Find all the lines with "value" and gather them.

START Given information

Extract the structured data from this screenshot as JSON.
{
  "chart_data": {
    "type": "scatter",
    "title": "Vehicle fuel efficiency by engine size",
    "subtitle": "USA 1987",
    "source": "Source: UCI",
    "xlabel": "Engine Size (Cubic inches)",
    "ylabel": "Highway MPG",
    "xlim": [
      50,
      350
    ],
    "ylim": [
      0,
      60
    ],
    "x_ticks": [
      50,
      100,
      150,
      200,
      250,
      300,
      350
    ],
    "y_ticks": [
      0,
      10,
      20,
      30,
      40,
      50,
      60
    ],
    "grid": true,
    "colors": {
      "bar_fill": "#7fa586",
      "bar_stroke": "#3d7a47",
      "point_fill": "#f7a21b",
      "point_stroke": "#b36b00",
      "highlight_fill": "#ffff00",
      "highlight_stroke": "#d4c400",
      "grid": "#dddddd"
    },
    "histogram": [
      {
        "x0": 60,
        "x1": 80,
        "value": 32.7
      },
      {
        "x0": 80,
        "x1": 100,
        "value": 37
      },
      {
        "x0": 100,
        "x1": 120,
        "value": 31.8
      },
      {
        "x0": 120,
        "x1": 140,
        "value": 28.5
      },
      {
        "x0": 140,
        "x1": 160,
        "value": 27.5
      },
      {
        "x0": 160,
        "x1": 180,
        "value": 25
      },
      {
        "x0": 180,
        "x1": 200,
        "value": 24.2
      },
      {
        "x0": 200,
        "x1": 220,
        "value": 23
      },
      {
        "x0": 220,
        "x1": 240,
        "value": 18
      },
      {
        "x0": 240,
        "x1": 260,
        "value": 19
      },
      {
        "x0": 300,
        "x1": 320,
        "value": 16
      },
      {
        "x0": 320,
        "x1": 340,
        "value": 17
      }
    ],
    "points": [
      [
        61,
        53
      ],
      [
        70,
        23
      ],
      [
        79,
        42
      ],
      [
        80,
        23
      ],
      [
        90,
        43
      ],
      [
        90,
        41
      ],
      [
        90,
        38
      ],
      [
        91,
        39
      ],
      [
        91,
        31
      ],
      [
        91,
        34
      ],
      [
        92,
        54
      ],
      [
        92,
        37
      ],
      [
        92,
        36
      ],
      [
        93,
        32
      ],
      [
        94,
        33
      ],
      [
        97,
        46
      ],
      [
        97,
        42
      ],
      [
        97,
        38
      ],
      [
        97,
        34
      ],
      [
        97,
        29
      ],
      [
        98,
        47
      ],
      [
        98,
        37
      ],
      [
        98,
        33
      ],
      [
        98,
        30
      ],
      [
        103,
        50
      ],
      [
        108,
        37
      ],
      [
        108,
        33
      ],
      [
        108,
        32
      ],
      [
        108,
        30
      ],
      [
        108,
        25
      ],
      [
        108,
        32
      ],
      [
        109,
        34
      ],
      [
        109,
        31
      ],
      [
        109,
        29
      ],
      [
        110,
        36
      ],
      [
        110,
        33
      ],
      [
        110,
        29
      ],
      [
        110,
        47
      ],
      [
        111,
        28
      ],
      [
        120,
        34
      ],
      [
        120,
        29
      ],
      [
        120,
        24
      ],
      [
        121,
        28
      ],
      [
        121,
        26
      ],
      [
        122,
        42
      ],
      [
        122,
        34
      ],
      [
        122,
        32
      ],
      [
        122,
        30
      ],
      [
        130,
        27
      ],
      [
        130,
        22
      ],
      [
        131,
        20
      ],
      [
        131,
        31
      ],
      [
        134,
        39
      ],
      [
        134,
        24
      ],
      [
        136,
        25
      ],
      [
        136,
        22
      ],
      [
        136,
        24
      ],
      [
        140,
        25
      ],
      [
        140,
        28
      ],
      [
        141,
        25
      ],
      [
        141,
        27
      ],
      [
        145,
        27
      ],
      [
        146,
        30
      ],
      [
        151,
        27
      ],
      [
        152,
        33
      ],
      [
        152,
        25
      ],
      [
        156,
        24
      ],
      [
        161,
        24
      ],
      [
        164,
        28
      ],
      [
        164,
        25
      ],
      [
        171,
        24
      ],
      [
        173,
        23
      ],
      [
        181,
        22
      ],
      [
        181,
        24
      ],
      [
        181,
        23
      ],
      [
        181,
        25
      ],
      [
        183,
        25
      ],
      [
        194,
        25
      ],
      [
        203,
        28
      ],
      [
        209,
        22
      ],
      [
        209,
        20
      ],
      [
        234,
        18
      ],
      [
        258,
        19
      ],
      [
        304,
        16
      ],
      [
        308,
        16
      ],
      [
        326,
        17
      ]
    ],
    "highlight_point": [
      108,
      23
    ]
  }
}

END Given information

## Exercise output
        "value": 32.7
        "value": 37
        "value": 31.8
        "value": 28.5
        "value": 27.5
        "value": 25
        "value": 24.2
        "value": 23
        "value": 18
        "value": 19
        "value": 16
        "value": 17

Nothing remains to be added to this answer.